Aim: Identify every line in the records below that contains the word "this", and copy each of those lines.

Dataset records:
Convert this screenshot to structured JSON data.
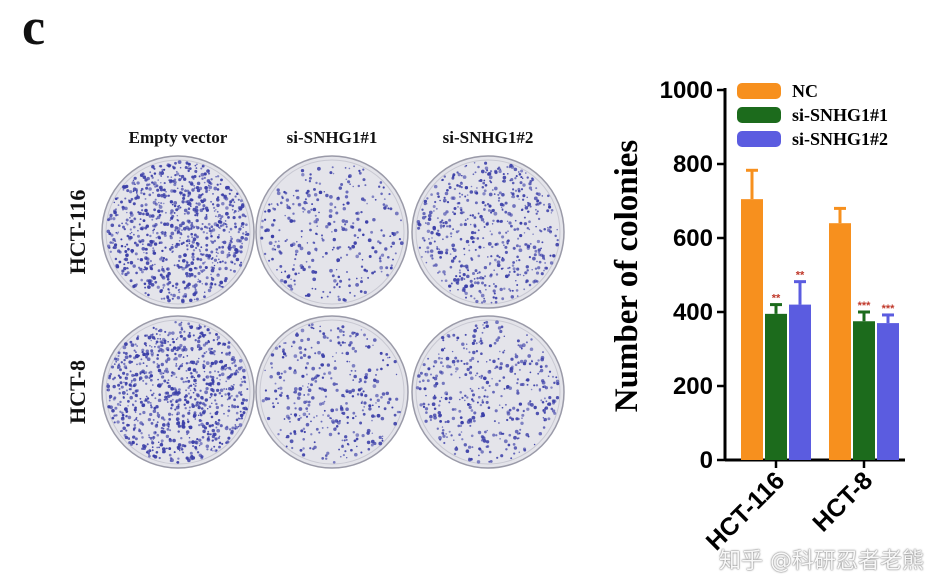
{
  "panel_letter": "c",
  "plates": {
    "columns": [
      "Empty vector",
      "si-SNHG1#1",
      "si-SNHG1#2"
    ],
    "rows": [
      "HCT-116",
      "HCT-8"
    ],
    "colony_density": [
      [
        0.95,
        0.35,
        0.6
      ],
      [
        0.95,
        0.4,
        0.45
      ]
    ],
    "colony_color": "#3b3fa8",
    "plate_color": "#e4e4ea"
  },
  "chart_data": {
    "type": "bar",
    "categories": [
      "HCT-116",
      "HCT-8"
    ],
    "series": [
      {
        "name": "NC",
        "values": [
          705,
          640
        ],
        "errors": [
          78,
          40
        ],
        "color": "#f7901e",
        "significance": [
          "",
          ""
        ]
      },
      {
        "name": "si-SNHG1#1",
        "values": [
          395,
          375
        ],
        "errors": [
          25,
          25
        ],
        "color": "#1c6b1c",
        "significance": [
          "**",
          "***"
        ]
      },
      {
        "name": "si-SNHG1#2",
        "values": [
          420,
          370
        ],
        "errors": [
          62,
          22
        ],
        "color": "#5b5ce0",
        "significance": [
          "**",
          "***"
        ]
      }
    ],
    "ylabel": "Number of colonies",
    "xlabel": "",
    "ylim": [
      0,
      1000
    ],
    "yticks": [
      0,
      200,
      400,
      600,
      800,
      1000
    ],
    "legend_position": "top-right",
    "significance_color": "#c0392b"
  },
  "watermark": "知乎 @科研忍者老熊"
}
...
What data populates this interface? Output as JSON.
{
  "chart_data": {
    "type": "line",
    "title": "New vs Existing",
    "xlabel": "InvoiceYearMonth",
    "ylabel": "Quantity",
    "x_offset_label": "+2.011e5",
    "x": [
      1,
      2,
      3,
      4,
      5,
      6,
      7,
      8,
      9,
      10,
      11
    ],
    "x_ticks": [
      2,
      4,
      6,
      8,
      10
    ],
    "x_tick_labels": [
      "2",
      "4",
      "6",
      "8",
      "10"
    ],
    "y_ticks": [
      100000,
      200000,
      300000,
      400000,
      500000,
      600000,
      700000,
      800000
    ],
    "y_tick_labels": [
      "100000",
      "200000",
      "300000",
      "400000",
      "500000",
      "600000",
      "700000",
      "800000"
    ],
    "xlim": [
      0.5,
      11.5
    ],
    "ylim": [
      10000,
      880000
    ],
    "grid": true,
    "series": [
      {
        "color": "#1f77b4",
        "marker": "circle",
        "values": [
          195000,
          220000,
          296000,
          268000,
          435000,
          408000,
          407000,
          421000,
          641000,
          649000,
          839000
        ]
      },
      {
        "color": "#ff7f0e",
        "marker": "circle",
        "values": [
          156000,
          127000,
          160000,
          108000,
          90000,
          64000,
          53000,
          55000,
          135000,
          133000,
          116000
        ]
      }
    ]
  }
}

Answer:
Convert this screenshot to structured JSON data.
What data populates this interface? Output as JSON.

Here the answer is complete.